** BEGIN MATERIAL **
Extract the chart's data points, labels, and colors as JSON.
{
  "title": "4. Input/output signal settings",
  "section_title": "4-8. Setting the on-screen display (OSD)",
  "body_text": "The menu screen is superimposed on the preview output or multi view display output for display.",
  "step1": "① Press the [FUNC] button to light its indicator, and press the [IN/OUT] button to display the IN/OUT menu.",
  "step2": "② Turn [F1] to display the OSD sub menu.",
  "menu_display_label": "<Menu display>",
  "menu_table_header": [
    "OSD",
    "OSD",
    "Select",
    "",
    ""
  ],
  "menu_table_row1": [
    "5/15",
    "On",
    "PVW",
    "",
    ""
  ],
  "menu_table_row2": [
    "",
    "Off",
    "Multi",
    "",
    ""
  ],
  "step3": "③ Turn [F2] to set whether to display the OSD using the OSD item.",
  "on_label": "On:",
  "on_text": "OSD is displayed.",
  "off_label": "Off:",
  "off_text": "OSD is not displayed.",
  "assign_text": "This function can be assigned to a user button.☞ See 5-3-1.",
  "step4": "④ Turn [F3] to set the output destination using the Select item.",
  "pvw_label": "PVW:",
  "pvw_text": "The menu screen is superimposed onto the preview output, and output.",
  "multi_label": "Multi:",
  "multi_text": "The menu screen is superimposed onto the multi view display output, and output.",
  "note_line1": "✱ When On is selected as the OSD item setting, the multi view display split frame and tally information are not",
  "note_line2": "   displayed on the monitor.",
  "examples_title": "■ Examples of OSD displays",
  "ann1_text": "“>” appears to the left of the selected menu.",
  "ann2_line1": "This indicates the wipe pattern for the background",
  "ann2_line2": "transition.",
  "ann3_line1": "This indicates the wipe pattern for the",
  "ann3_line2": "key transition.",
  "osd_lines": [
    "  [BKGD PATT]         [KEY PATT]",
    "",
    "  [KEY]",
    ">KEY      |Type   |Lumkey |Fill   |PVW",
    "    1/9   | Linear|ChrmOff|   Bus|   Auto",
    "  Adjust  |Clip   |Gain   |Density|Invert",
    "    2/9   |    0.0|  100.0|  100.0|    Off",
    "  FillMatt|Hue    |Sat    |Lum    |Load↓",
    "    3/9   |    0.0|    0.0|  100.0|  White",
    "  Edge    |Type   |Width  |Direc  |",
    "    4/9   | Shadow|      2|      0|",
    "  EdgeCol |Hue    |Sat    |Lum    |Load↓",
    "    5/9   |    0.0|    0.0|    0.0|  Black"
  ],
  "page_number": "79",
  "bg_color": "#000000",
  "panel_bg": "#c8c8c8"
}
** END MATERIAL **
Look through the entries and find each line that has the string "button". Copy those lines.

  "step1": "① Press the [FUNC] button to light its indicator, and press the [IN/OUT] button to display the IN/OUT menu.",
  "assign_text": "This function can be assigned to a user button.☞ See 5-3-1.",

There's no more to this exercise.